◆ **What you are asked to do**
Below are some records. Pull every line that contains the word "website".

** Start of Supplied entries **

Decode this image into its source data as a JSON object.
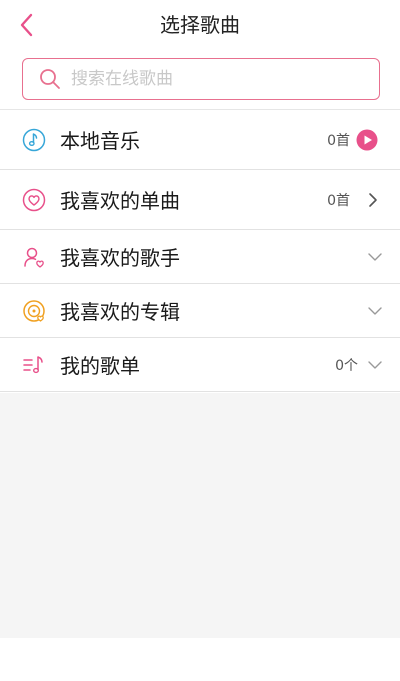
{
  "header": {
    "title": "选择歌曲"
  },
  "search": {
    "placeholder": "搜索在线歌曲"
  },
  "items": [
    {
      "label": "本地音乐",
      "count": "0首",
      "action": "play-icon"
    },
    {
      "label": "我喜欢的单曲",
      "count": "0首",
      "action": "chevron-right-icon"
    },
    {
      "label": "我喜欢的歌手",
      "count": "",
      "action": "chevron-down-icon"
    },
    {
      "label": "我喜欢的专辑",
      "count": "",
      "action": "chevron-down-icon"
    },
    {
      "label": "我的歌单",
      "count": "0个",
      "action": "chevron-down-icon"
    }
  ],
  "colors": {
    "accent": "#e8508a",
    "search_border": "#e8708f",
    "local_music_icon": "#36a6d8",
    "liked_song_icon": "#e8508a",
    "liked_artist_icon": "#e8508a",
    "liked_album_icon": "#f0a020",
    "playlist_icon": "#e8508a"
  }
}
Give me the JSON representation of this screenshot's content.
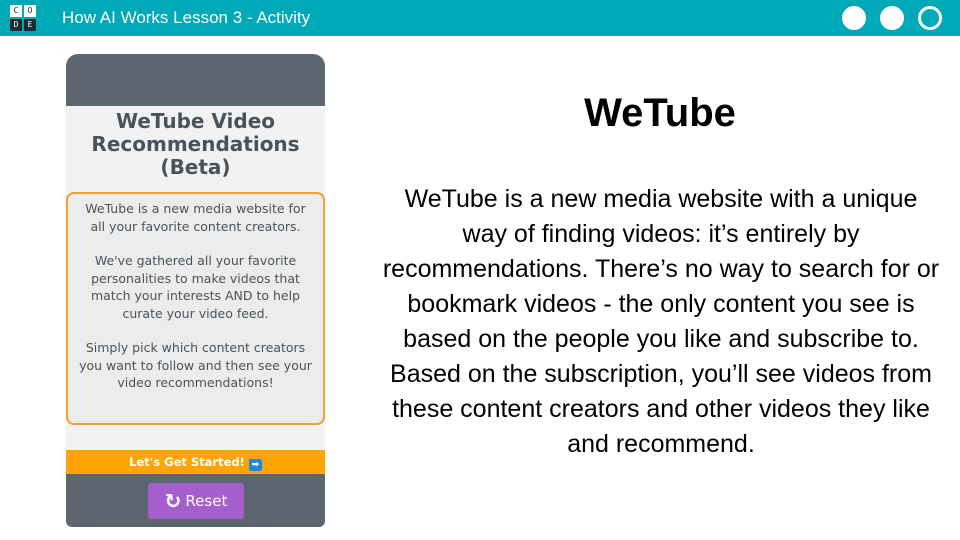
{
  "header": {
    "logo_letters": [
      "C",
      "O",
      "D",
      "E"
    ],
    "title": "How AI Works Lesson 3 - Activity",
    "progress_dots": [
      "filled",
      "filled",
      "current"
    ],
    "bg_color": "#00a9b8"
  },
  "app": {
    "title_line1": "WeTube Video",
    "title_line2": "Recommendations",
    "title_line3": "(Beta)",
    "description": [
      "WeTube is a new media website for all your favorite content creators.",
      "We've gathered all your favorite personalities to make videos that match your interests AND to help curate your video feed.",
      "Simply pick which content creators you want to follow and then see your video recommendations!"
    ],
    "start_button": "Let's Get Started!",
    "start_icon": "arrow-right-icon",
    "reset_button": "Reset",
    "reset_icon": "refresh-icon",
    "colors": {
      "accent_orange": "#ffa400",
      "reset_purple": "#a55fcc",
      "panel_gray": "#5b6670"
    }
  },
  "main": {
    "title": "WeTube",
    "body": " WeTube is a new media website with a unique way of finding videos: it’s entirely by recommendations. There’s no way to search for or bookmark videos - the only content you see is based on the people you like and subscribe to. Based on the subscription, you’ll see videos from these content creators and other videos they like and recommend."
  }
}
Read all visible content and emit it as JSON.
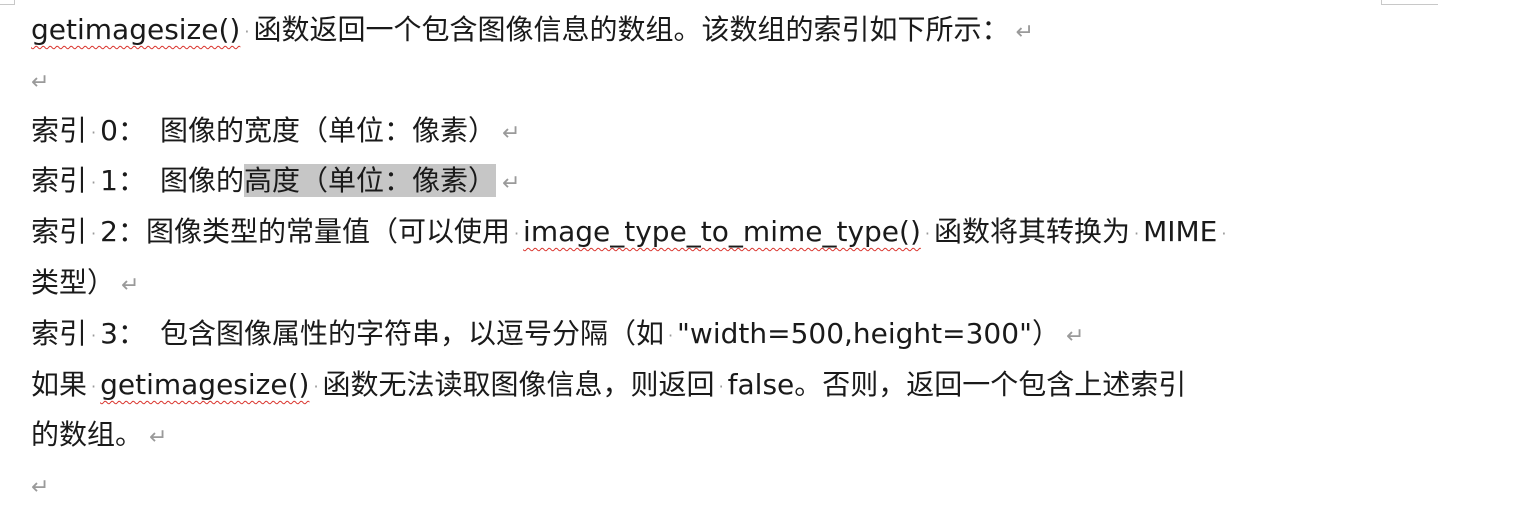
{
  "document": {
    "paragraph_mark": "↵",
    "space_mark": "·",
    "lines": [
      {
        "func": "getimagesize()",
        "text": "函数返回一个包含图像信息的数组。该数组的索引如下所示："
      },
      {
        "text": ""
      },
      {
        "label": "索引",
        "index": "0：",
        "text": "图像的宽度（单位：像素）"
      },
      {
        "label": "索引",
        "index": "1：",
        "text_before": "图像的",
        "text_selected": "高度（单位：像素）"
      },
      {
        "label": "索引",
        "index": "2：",
        "text_before": "图像类型的常量值（可以使用",
        "func": "image_type_to_mime_type()",
        "text_middle": "函数将其转换为",
        "term": "MIME"
      },
      {
        "text": "类型）"
      },
      {
        "label": "索引",
        "index": "3：",
        "text_before": "包含图像属性的字符串，以逗号分隔（如",
        "example": "\"width=500,height=300\"）"
      },
      {
        "text_before": "如果",
        "func": "getimagesize()",
        "text_middle": "函数无法读取图像信息，则返回",
        "keyword": "false",
        "text_after": "。否则，返回一个包含上述索引"
      },
      {
        "text": "的数组。"
      },
      {
        "text": ""
      }
    ]
  }
}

** End of Supplied entries **

◆ **Written reply**
      "WeTube is a new media website for all your favorite content creators.",
    "body": " WeTube is a new media website with a unique way of finding videos: it’s entirely by recommendations. There’s no way to search for or bookmark videos - the only content you see is based on the people you like and subscribe to. Based on the subscription, you’ll see videos from these content creators and other videos they like and recommend."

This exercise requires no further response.